## Exercise objective
Only the number is wanted: how many lines contain the string "Banistmo"?

## Records supplied

## BEGIN

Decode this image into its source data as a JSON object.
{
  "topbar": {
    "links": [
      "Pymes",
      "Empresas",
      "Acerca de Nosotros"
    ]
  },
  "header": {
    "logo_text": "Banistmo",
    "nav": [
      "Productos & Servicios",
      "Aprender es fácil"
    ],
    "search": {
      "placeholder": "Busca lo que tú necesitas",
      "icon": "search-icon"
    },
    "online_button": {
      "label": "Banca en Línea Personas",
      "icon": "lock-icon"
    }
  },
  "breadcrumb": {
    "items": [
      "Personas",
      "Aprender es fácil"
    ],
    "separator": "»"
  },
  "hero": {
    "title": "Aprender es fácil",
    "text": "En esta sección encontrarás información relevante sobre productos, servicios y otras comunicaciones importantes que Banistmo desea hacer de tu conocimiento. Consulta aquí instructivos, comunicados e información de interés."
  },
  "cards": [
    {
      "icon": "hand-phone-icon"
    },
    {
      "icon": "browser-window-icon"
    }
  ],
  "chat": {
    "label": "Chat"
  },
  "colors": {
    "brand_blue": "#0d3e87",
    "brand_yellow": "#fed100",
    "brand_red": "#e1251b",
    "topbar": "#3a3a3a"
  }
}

## END
## BEGIN

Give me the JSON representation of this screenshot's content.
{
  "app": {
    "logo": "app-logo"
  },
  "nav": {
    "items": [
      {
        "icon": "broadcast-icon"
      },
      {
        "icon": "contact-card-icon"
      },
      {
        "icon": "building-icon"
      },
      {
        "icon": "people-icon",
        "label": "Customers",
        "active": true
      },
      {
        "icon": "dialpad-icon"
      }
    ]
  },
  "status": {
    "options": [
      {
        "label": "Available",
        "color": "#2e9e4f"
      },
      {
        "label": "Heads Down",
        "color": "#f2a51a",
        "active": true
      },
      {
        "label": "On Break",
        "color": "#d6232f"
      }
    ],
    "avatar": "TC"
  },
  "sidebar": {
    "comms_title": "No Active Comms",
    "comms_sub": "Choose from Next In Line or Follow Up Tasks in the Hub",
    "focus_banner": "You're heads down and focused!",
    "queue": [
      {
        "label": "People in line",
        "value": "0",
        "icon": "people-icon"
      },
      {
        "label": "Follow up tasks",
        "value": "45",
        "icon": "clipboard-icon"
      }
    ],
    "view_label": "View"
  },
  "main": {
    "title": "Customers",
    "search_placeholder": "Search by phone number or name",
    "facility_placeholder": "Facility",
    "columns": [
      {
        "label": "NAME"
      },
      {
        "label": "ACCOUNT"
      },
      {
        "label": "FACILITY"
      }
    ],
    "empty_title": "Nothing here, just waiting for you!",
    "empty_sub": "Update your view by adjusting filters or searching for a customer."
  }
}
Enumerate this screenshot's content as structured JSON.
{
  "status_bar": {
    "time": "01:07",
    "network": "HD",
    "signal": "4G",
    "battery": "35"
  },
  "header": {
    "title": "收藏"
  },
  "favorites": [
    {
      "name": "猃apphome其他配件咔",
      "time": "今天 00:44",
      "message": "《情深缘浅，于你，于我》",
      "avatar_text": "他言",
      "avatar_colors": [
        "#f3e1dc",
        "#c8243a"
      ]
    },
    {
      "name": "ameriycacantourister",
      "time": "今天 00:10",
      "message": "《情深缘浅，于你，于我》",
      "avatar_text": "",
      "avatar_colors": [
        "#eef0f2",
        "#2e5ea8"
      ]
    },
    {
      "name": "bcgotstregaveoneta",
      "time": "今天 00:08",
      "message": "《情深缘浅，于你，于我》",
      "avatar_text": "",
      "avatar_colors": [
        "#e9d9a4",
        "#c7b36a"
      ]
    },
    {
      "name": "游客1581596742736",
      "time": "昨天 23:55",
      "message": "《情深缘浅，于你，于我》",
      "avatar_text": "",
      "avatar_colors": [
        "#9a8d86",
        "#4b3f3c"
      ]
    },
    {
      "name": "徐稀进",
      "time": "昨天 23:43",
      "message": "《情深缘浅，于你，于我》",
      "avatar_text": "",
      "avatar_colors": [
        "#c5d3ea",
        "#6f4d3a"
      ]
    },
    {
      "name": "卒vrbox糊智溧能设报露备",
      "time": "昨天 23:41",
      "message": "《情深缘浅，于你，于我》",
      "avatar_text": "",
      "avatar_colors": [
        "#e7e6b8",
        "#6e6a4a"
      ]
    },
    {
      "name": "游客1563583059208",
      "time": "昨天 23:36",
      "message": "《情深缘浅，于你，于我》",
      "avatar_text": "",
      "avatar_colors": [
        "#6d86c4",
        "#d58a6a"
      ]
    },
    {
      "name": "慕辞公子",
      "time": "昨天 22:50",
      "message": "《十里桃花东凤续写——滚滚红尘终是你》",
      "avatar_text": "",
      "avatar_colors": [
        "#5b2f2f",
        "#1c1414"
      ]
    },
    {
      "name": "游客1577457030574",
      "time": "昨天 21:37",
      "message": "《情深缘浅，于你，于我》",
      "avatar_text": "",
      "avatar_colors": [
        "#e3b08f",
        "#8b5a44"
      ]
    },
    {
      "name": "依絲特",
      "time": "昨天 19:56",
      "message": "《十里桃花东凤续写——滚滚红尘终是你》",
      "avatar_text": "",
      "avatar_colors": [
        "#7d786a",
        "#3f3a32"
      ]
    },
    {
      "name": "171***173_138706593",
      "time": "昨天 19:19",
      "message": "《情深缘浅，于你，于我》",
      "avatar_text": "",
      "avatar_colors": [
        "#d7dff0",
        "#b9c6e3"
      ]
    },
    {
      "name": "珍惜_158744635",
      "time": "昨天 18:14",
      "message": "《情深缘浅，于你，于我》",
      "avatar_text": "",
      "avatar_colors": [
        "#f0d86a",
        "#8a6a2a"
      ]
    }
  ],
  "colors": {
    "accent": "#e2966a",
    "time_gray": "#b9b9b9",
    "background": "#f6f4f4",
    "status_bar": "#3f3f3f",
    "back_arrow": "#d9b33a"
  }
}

## END

## Worked answer
2